**Brief**
Search the entries below. Return every line that has "fordringar" in it.

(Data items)
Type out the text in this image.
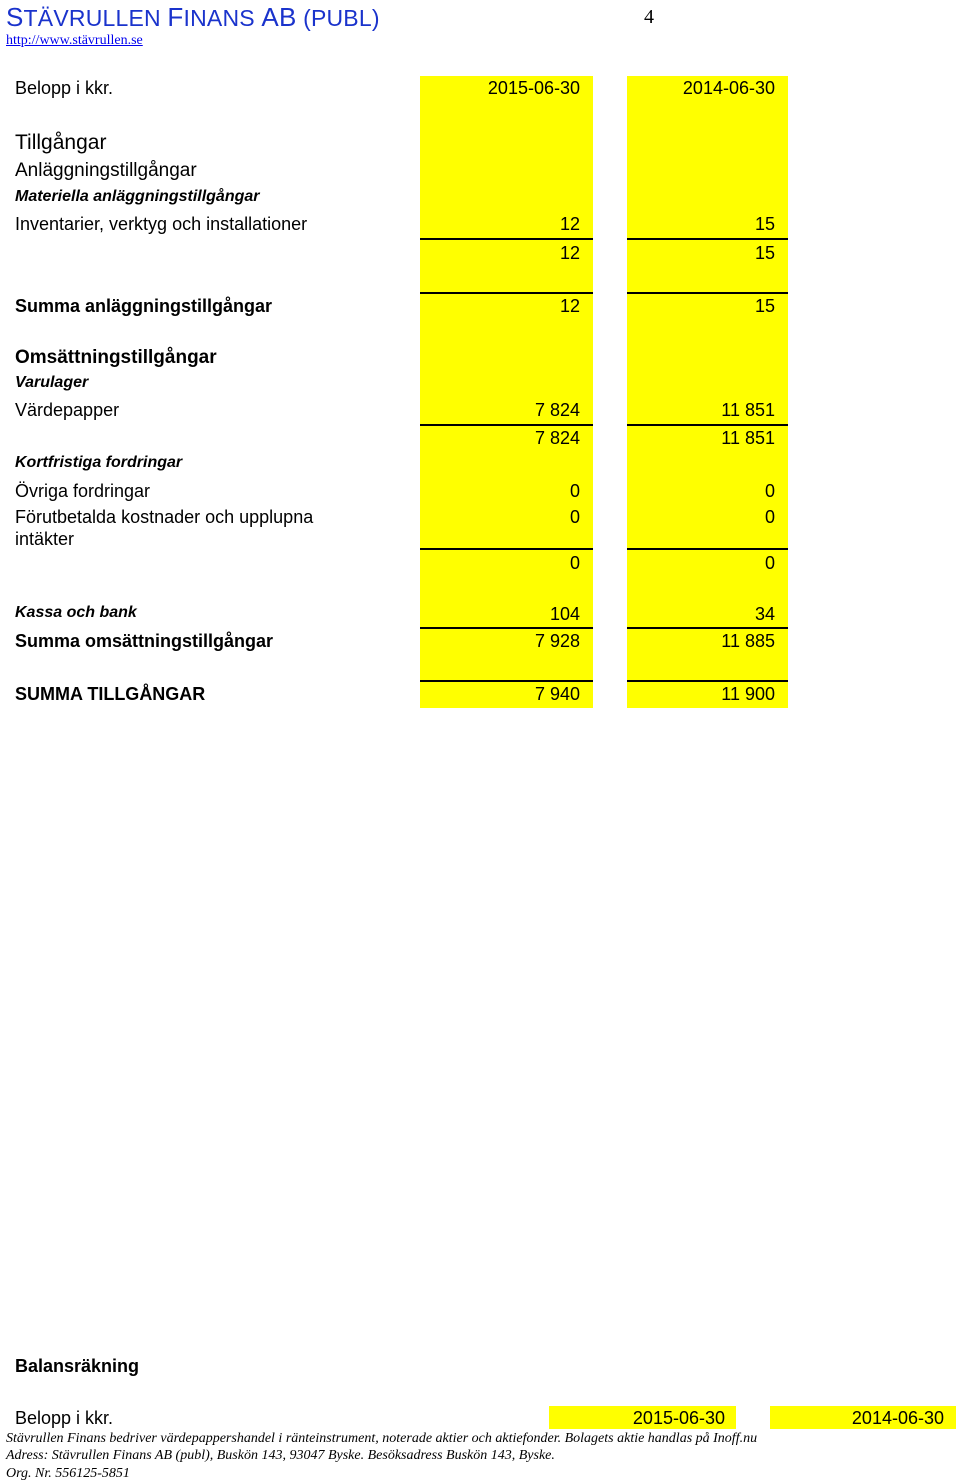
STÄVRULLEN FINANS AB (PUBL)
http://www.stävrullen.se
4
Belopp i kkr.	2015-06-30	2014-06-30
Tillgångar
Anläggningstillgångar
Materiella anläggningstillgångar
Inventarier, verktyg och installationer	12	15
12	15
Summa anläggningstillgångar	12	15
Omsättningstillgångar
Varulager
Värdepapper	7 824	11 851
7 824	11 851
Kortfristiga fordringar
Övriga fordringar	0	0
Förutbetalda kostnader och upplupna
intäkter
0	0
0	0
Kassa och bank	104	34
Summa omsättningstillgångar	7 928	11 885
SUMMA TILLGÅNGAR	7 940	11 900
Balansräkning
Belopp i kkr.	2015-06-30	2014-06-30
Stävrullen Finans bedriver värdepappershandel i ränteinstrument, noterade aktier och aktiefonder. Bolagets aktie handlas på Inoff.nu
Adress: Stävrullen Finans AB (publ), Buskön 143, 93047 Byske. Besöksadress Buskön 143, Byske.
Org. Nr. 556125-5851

**Written answer**
Kortfristiga fordringar
Övriga fordringar	0	0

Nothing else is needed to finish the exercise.